### MATERIAL FOR THIS EXERCISE
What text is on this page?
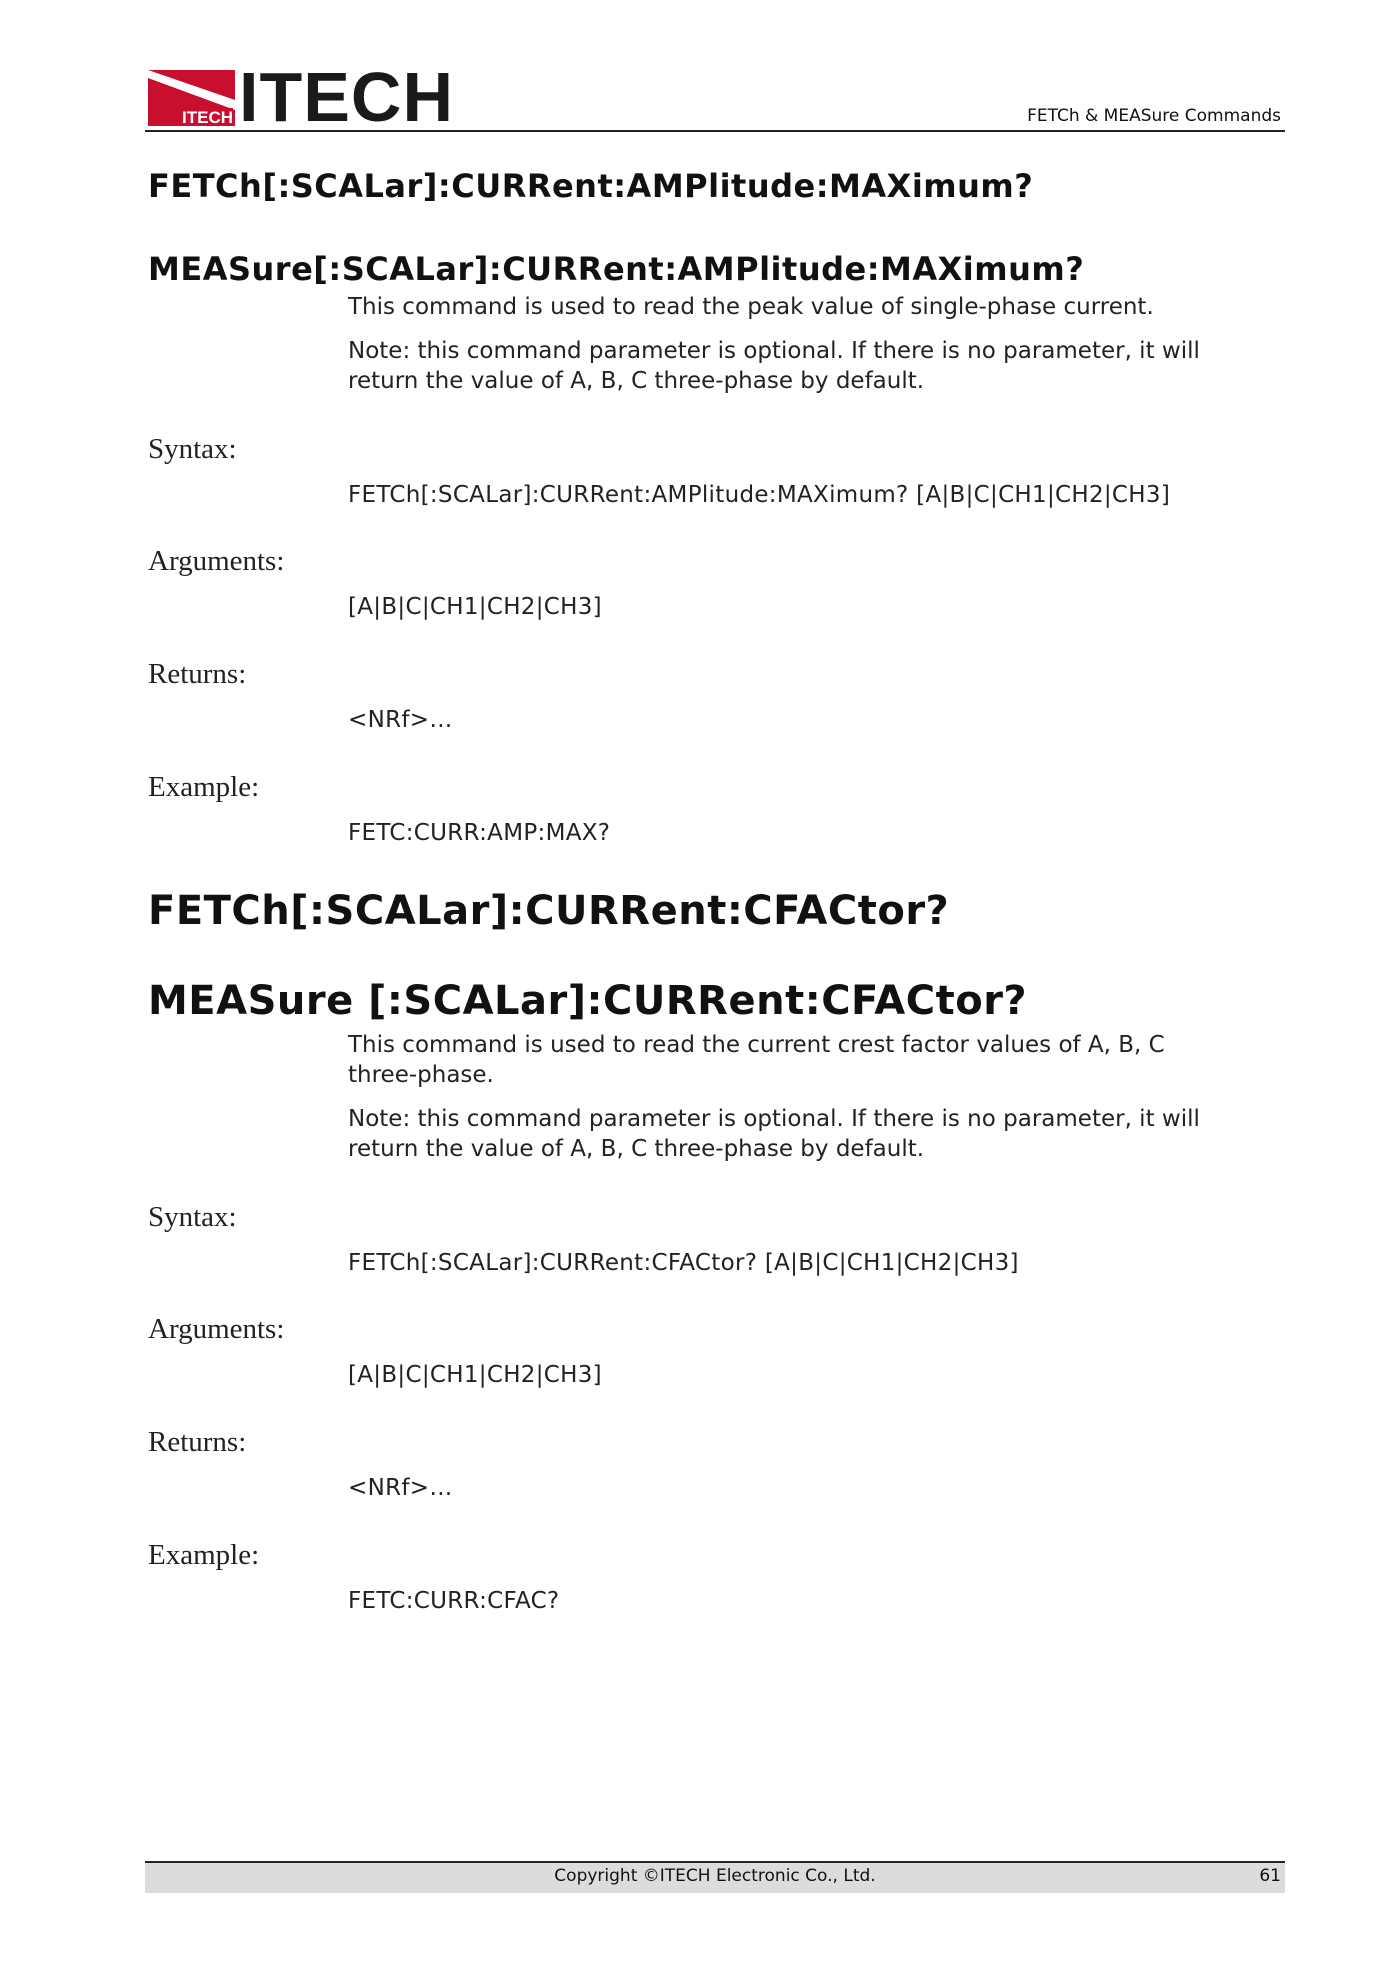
ITECH ITECH	FETCh & MEASure Commands
FETCh[:SCALar]:CURRent:AMPlitude:MAXimum?
MEASure[:SCALar]:CURRent:AMPlitude:MAXimum?

This command is used to read the peak value of single-phase current.

Note: this command parameter is optional. If there is no parameter, it will return the value of A, B, C three-phase by default.

Syntax:

FETCh[:SCALar]:CURRent:AMPlitude:MAXimum? [A|B|C|CH1|CH2|CH3]

Arguments:

[A|B|C|CH1|CH2|CH3]

Returns:

<NRf>…

Example:

FETC:CURR:AMP:MAX?

FETCh[:SCALar]:CURRent:CFACtor?
MEASure [:SCALar]:CURRent:CFACtor?

This command is used to read the current crest factor values of A, B, C three-phase.

Note: this command parameter is optional. If there is no parameter, it will return the value of A, B, C three-phase by default.

Syntax:

FETCh[:SCALar]:CURRent:CFACtor? [A|B|C|CH1|CH2|CH3]

Arguments:

[A|B|C|CH1|CH2|CH3]

Returns:

<NRf>…

Example:

FETC:CURR:CFAC?

Copyright ©ITECH Electronic Co., Ltd.	61
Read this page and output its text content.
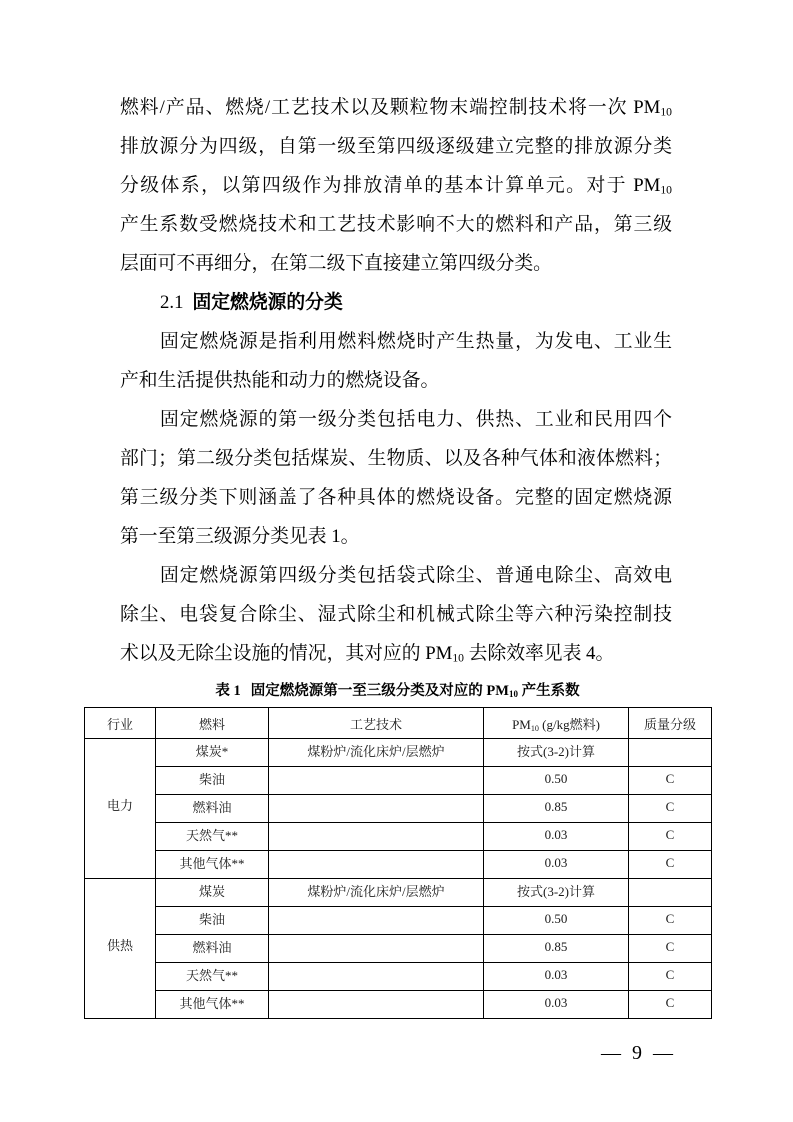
燃料/产品、燃烧/工艺技术以及颗粒物末端控制技术将一次 $PM_{10}$
排放源分为四级，自第一级至第四级逐级建立完整的排放源分类
分级体系，以第四级作为排放清单的基本计算单元。对于 $PM_{10}$
产生系数受燃烧技术和工艺技术影响不大的燃料和产品，第三级
层面可不再细分，在第二级下直接建立第四级分类。
2.1 固定燃烧源的分类
固定燃烧源是指利用燃料燃烧时产生热量，为发电、工业生
产和生活提供热能和动力的燃烧设备。
固定燃烧源的第一级分类包括电力、供热、工业和民用四个
部门；第二级分类包括煤炭、生物质、以及各种气体和液体燃料；
第三级分类下则涵盖了各种具体的燃烧设备。完整的固定燃烧源
第一至第三级源分类见表 1。
固定燃烧源第四级分类包括袋式除尘、普通电除尘、高效电
除尘、电袋复合除尘、湿式除尘和机械式除尘等六种污染控制技
术以及无除尘设施的情况，其对应的 $PM_{10}$ 去除效率见表 4。
表 1 固定燃烧源第一至三级分类及对应的 $PM_{10}$ 产生系数
行业	燃料	工艺技术	$PM_{10}$ (g/kg燃料)	质量分级
电力	煤炭*	煤粉炉/流化床炉/层燃炉	按式(3-2)计算	
	柴油		0.50	C
	燃料油		0.85	C
	天然气**		0.03	C
	其他气体**		0.03	C
供热	煤炭	煤粉炉/流化床炉/层燃炉	按式(3-2)计算	
	柴油		0.50	C
	燃料油		0.85	C
	天然气**		0.03	C
	其他气体**		0.03	C
— 9 —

### WHAT TO PRODUCE
Pictures excluded, quote all the data above exactly.

### WRITTEN SOLUTION
What text is on this page?
ITECH ITECH	FETCh & MEASure Commands
FETCh[:SCALar]:CURRent:AMPlitude:MAXimum?
MEASure[:SCALar]:CURRent:AMPlitude:MAXimum?

This command is used to read the peak value of single-phase current.

Note: this command parameter is optional. If there is no parameter, it will return the value of A, B, C three-phase by default.

Syntax:

FETCh[:SCALar]:CURRent:AMPlitude:MAXimum? [A|B|C|CH1|CH2|CH3]

Arguments:

[A|B|C|CH1|CH2|CH3]

Returns:

<NRf>…

Example:

FETC:CURR:AMP:MAX?

FETCh[:SCALar]:CURRent:CFACtor?
MEASure [:SCALar]:CURRent:CFACtor?

This command is used to read the current crest factor values of A, B, C three-phase.

Note: this command parameter is optional. If there is no parameter, it will return the value of A, B, C three-phase by default.

Syntax:

FETCh[:SCALar]:CURRent:CFACtor? [A|B|C|CH1|CH2|CH3]

Arguments:

[A|B|C|CH1|CH2|CH3]

Returns:

<NRf>…

Example:

FETC:CURR:CFAC?

Copyright ©ITECH Electronic Co., Ltd.	61
Read this page and output its text content.
燃料/产品、燃烧/工艺技术以及颗粒物末端控制技术将一次 $PM_{10}$
排放源分为四级，自第一级至第四级逐级建立完整的排放源分类
分级体系，以第四级作为排放清单的基本计算单元。对于 $PM_{10}$
产生系数受燃烧技术和工艺技术影响不大的燃料和产品，第三级
层面可不再细分，在第二级下直接建立第四级分类。
2.1 固定燃烧源的分类
固定燃烧源是指利用燃料燃烧时产生热量，为发电、工业生
产和生活提供热能和动力的燃烧设备。
固定燃烧源的第一级分类包括电力、供热、工业和民用四个
部门；第二级分类包括煤炭、生物质、以及各种气体和液体燃料；
第三级分类下则涵盖了各种具体的燃烧设备。完整的固定燃烧源
第一至第三级源分类见表 1。
固定燃烧源第四级分类包括袋式除尘、普通电除尘、高效电
除尘、电袋复合除尘、湿式除尘和机械式除尘等六种污染控制技
术以及无除尘设施的情况，其对应的 $PM_{10}$ 去除效率见表 4。
表 1 固定燃烧源第一至三级分类及对应的 $PM_{10}$ 产生系数
行业	燃料	工艺技术	$PM_{10}$ (g/kg燃料)	质量分级
电力	煤炭*	煤粉炉/流化床炉/层燃炉	按式(3-2)计算	
	柴油		0.50	C
	燃料油		0.85	C
	天然气**		0.03	C
	其他气体**		0.03	C
供热	煤炭	煤粉炉/流化床炉/层燃炉	按式(3-2)计算	
	柴油		0.50	C
	燃料油		0.85	C
	天然气**		0.03	C
	其他气体**		0.03	C
— 9 —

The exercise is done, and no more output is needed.